# DIRECTIVE
Give the lines of the items below that run from the line holding "FancyBboxPatch shape [32,62,1374,92]" through the line holding "FancyBboxPatch shape [32,299,1374,329]", inclusive, as a Markdown table with the columns Row and Item line, omitting blank lines.

# DATASET CONTENT
------------------------------
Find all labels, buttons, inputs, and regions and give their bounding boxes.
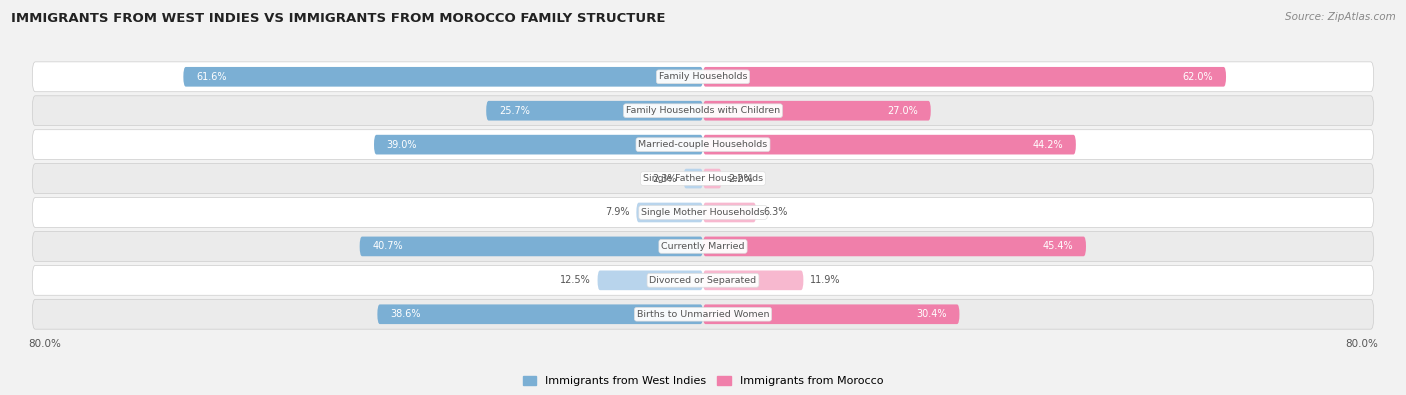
FancyBboxPatch shape [32,62,1374,92]
FancyBboxPatch shape [374,135,703,154]
FancyBboxPatch shape [683,169,703,188]
Text: Single Mother Households: Single Mother Households [641,208,765,217]
Text: Family Households with Children: Family Households with Children [626,106,780,115]
FancyBboxPatch shape [32,299,1374,329]
Text: Births to Unmarried Women: Births to Unmarried Women [637,310,769,319]
Text: Married-couple Households: Married-couple Households [638,140,768,149]
FancyBboxPatch shape [32,164,1374,194]
Text: Currently Married: Currently Married [661,242,745,251]
Text: 2.3%: 2.3% [652,173,676,184]
Text: 40.7%: 40.7% [373,241,404,251]
Text: 38.6%: 38.6% [389,309,420,319]
Text: IMMIGRANTS FROM WEST INDIES VS IMMIGRANTS FROM MOROCCO FAMILY STRUCTURE: IMMIGRANTS FROM WEST INDIES VS IMMIGRANT… [11,12,666,25]
FancyBboxPatch shape [377,305,703,324]
Text: 80.0%: 80.0% [28,339,60,349]
FancyBboxPatch shape [637,203,703,222]
Text: 30.4%: 30.4% [917,309,946,319]
FancyBboxPatch shape [703,169,721,188]
FancyBboxPatch shape [703,305,959,324]
FancyBboxPatch shape [598,271,703,290]
Text: Single Father Households: Single Father Households [643,174,763,183]
FancyBboxPatch shape [360,237,703,256]
Text: 6.3%: 6.3% [763,207,787,218]
Text: 27.0%: 27.0% [887,106,918,116]
FancyBboxPatch shape [32,231,1374,261]
Text: 61.6%: 61.6% [195,72,226,82]
Text: 39.0%: 39.0% [387,140,418,150]
FancyBboxPatch shape [703,237,1085,256]
FancyBboxPatch shape [703,101,931,120]
Text: 62.0%: 62.0% [1182,72,1213,82]
Text: 45.4%: 45.4% [1043,241,1073,251]
Text: Divorced or Separated: Divorced or Separated [650,276,756,285]
Text: 12.5%: 12.5% [560,275,591,285]
FancyBboxPatch shape [183,67,703,87]
FancyBboxPatch shape [32,265,1374,295]
FancyBboxPatch shape [703,203,756,222]
Text: 7.9%: 7.9% [605,207,630,218]
Text: 44.2%: 44.2% [1032,140,1063,150]
Text: Source: ZipAtlas.com: Source: ZipAtlas.com [1285,12,1396,22]
Text: Family Households: Family Households [659,72,747,81]
Text: 2.2%: 2.2% [728,173,754,184]
FancyBboxPatch shape [703,135,1076,154]
FancyBboxPatch shape [32,96,1374,126]
FancyBboxPatch shape [703,67,1226,87]
FancyBboxPatch shape [703,271,803,290]
Text: 25.7%: 25.7% [499,106,530,116]
FancyBboxPatch shape [486,101,703,120]
FancyBboxPatch shape [32,130,1374,160]
FancyBboxPatch shape [32,198,1374,228]
Text: 80.0%: 80.0% [1346,339,1378,349]
Legend: Immigrants from West Indies, Immigrants from Morocco: Immigrants from West Indies, Immigrants … [523,376,883,386]
Text: 11.9%: 11.9% [810,275,841,285]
------------------------------
# WRITTEN SOLUTION
| Row | Item line |
|---|---|
| 1 | FancyBboxPatch shape [32,62,1374,92] |
| 2 | FancyBboxPatch shape [374,135,703,154] |
| 3 | FancyBboxPatch shape [683,169,703,188] |
| 4 | Text: Single Mother Households: Single Mother Households [641,208,765,217] |
| 5 | Text: Family Households with Children: Family Households with Children [626,106,780,115] |
| 6 | FancyBboxPatch shape [32,299,1374,329] |